**Your objective:**
Go through the listing below and gather every line with the word "JSON".

(Data excerpts)
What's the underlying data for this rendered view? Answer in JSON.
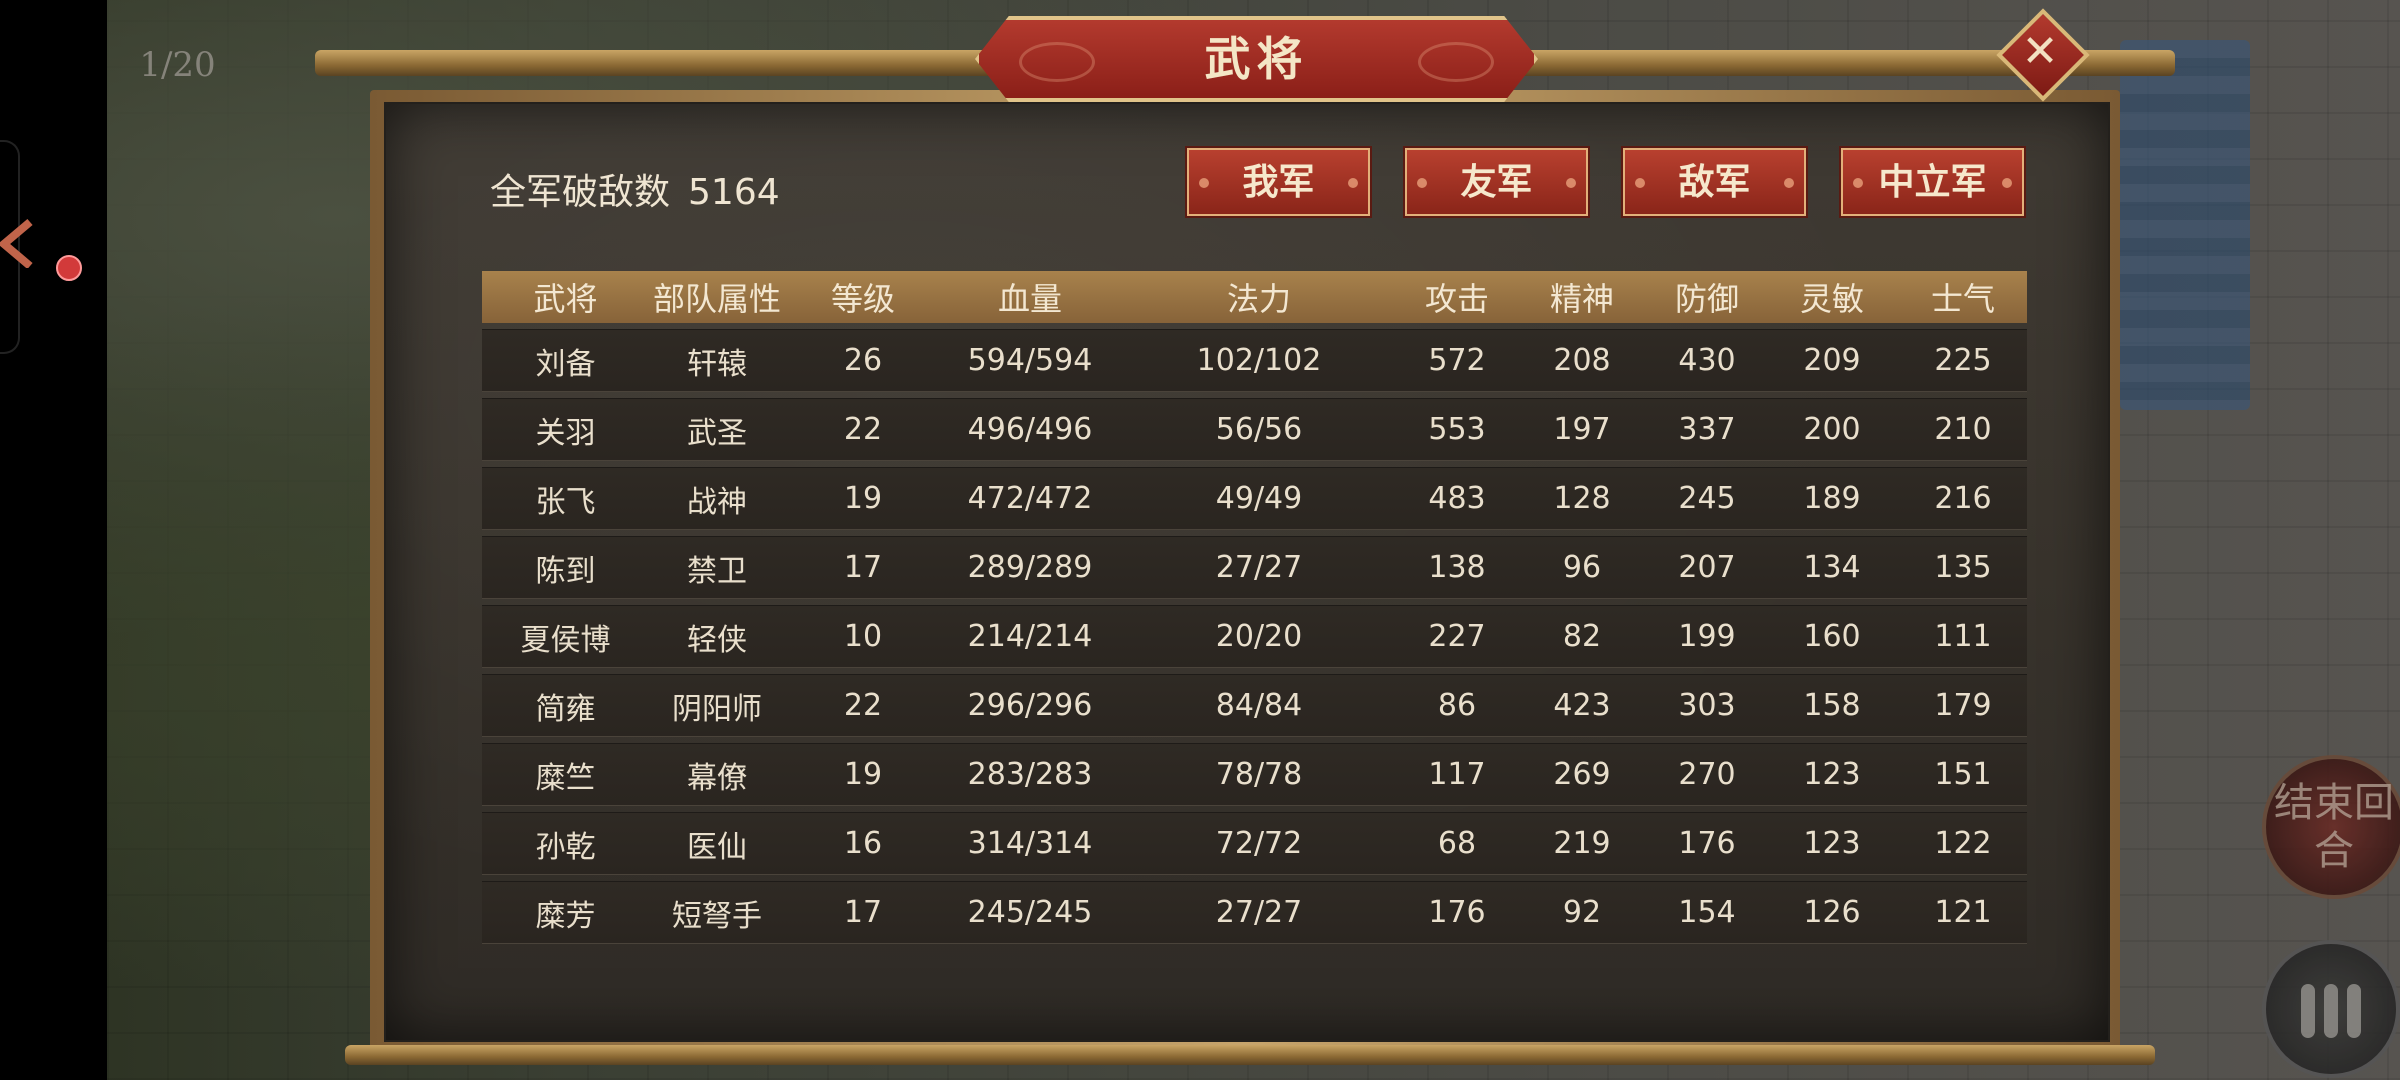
{
  "hud": {
    "turn_counter": "1/20",
    "end_turn_label": "结束回合"
  },
  "dialog": {
    "title": "武将",
    "close_label": "✕",
    "kill_count_label": "全军破敌数",
    "kill_count_value": "5164",
    "faction_tabs": [
      "我军",
      "友军",
      "敌军",
      "中立军"
    ],
    "columns": [
      "武将",
      "部队属性",
      "等级",
      "血量",
      "法力",
      "攻击",
      "精神",
      "防御",
      "灵敏",
      "士气"
    ],
    "rows": [
      [
        "刘备",
        "轩辕",
        "26",
        "594/594",
        "102/102",
        "572",
        "208",
        "430",
        "209",
        "225"
      ],
      [
        "关羽",
        "武圣",
        "22",
        "496/496",
        "56/56",
        "553",
        "197",
        "337",
        "200",
        "210"
      ],
      [
        "张飞",
        "战神",
        "19",
        "472/472",
        "49/49",
        "483",
        "128",
        "245",
        "189",
        "216"
      ],
      [
        "陈到",
        "禁卫",
        "17",
        "289/289",
        "27/27",
        "138",
        "96",
        "207",
        "134",
        "135"
      ],
      [
        "夏侯博",
        "轻侠",
        "10",
        "214/214",
        "20/20",
        "227",
        "82",
        "199",
        "160",
        "111"
      ],
      [
        "简雍",
        "阴阳师",
        "22",
        "296/296",
        "84/84",
        "86",
        "423",
        "303",
        "158",
        "179"
      ],
      [
        "糜竺",
        "幕僚",
        "19",
        "283/283",
        "78/78",
        "117",
        "269",
        "270",
        "123",
        "151"
      ],
      [
        "孙乾",
        "医仙",
        "16",
        "314/314",
        "72/72",
        "68",
        "219",
        "176",
        "123",
        "122"
      ],
      [
        "糜芳",
        "短弩手",
        "17",
        "245/245",
        "27/27",
        "176",
        "92",
        "154",
        "126",
        "121"
      ]
    ]
  }
}
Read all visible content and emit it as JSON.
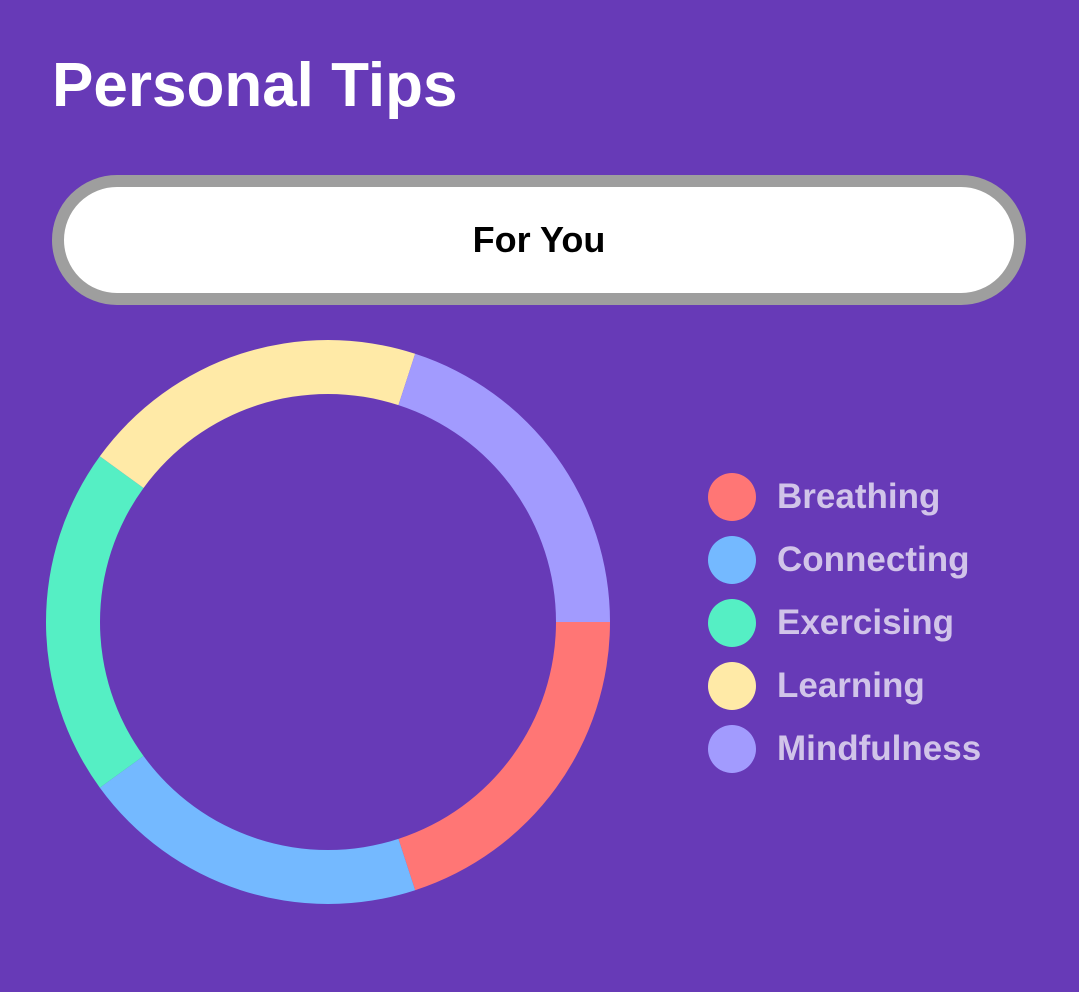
{
  "header": {
    "title": "Personal Tips"
  },
  "segment": {
    "selected_label": "For You"
  },
  "colors": {
    "background": "#673AB7",
    "pill_border": "#9E9E9E",
    "legend_text": "#D1C4E9"
  },
  "chart_data": {
    "type": "pie",
    "style": "donut",
    "legend_placement": "right",
    "series": [
      {
        "name": "Breathing",
        "value": 1,
        "color": "#FF7675"
      },
      {
        "name": "Connecting",
        "value": 1,
        "color": "#74B9FF"
      },
      {
        "name": "Exercising",
        "value": 1,
        "color": "#55EFC4"
      },
      {
        "name": "Learning",
        "value": 1,
        "color": "#FFEAA7"
      },
      {
        "name": "Mindfulness",
        "value": 1,
        "color": "#A29BFE"
      }
    ]
  }
}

**Solved exercise:**
What's the underlying data for this rendered view? Answer in JSON.
Read all visible content and emit it as JSON.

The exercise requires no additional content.